— What this task involves —
Which lines of the records contain "hrozí"? Collect every one of them.

— Given records —
····················

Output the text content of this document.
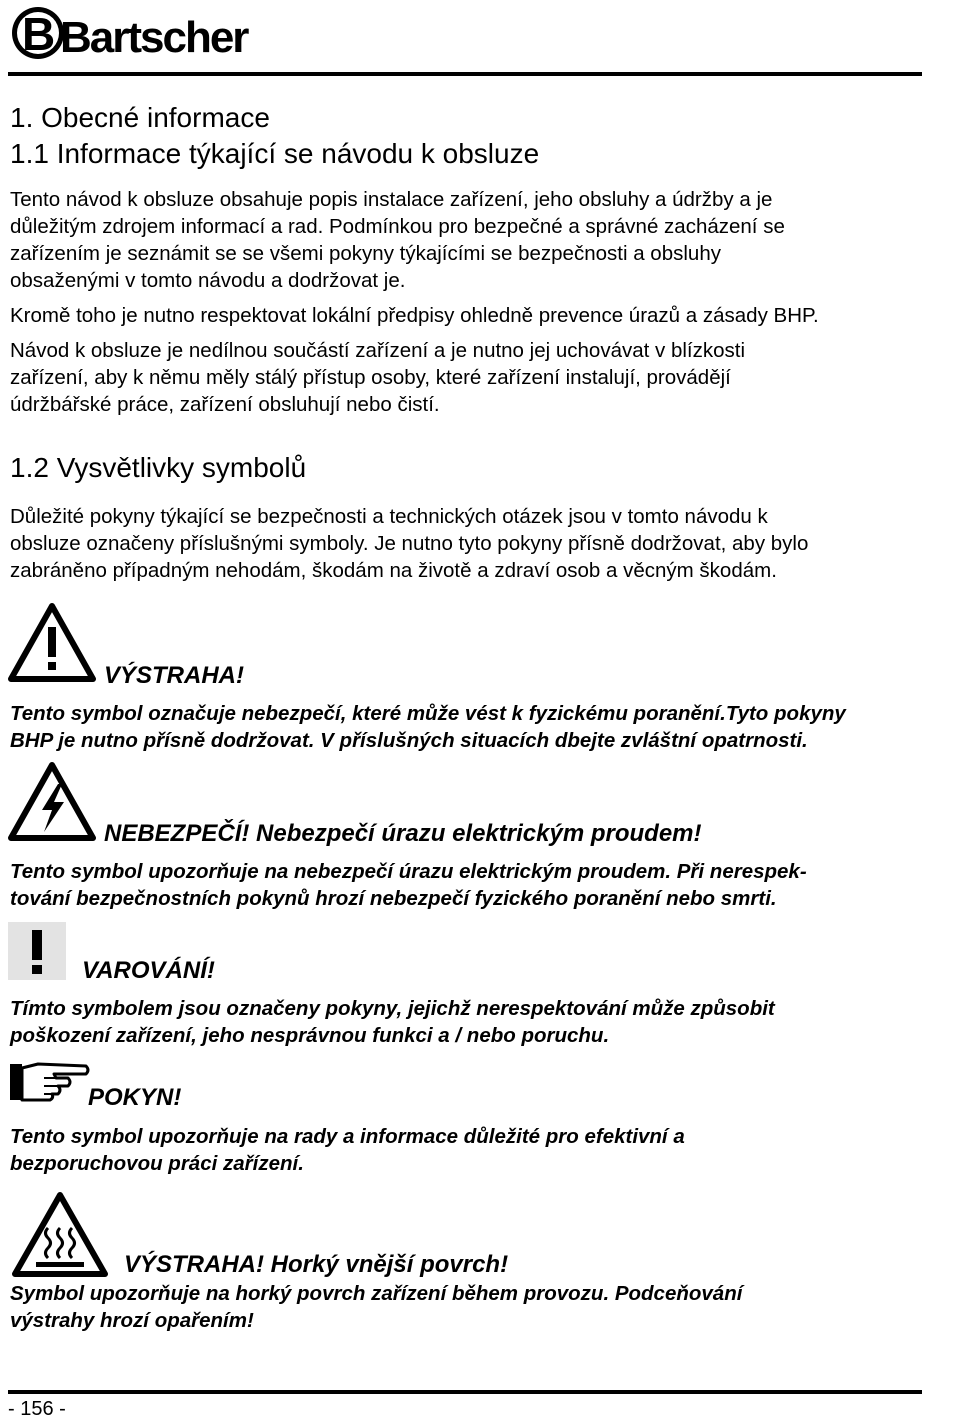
B Bartscher
1. Obecné informace
1.1 Informace týkající se návodu k obsluze
Tento návod k obsluze obsahuje popis instalace zařízení, jeho obsluhy a údržby a je
důležitým zdrojem informací a rad. Podmínkou pro bezpečné a správné zacházení se
zařízením je seznámit se se všemi pokyny týkajícími se bezpečnosti a obsluhy
obsaženými v tomto návodu a dodržovat je.
Kromě toho je nutno respektovat lokální předpisy ohledně prevence úrazů a zásady BHP.
Návod k obsluze je nedílnou součástí zařízení a je nutno jej uchovávat v blízkosti
zařízení, aby k němu měly stálý přístup osoby, které zařízení instalují, provádějí
údržbářské práce, zařízení obsluhují nebo čistí.
1.2 Vysvětlivky symbolů
Důležité pokyny týkající se bezpečnosti a technických otázek jsou v tomto návodu k
obsluze označeny příslušnými symboly. Je nutno tyto pokyny přísně dodržovat, aby bylo
zabráněno případným nehodám, škodám na životě a zdraví osob a věcným škodám.
VÝSTRAHA!
Tento symbol označuje nebezpečí, které může vést k fyzickému poranění.Tyto pokyny
BHP je nutno přísně dodržovat. V příslušných situacích dbejte zvláštní opatrnosti.
NEBEZPEČÍ! Nebezpečí úrazu elektrickým proudem!
Tento symbol upozorňuje na nebezpečí úrazu elektrickým proudem. Při nerespek-
tování bezpečnostních pokynů hrozí nebezpečí fyzického poranění nebo smrti.
VAROVÁNÍ!
Tímto symbolem jsou označeny pokyny, jejichž nerespektování může způsobit
poškození zařízení, jeho nesprávnou funkci a / nebo poruchu.
POKYN!
Tento symbol upozorňuje na rady a informace důležité pro efektivní a
bezporuchovou práci zařízení.
VÝSTRAHA! Horký vnější povrch!
Symbol upozorňuje na horký povrch zařízení během provozu. Podceňování
výstrahy hrozí opařením!
- 156 -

····················

— Output below —
tování bezpečnostních pokynů hrozí nebezpečí fyzického poranění nebo smrti.
výstrahy hrozí opařením!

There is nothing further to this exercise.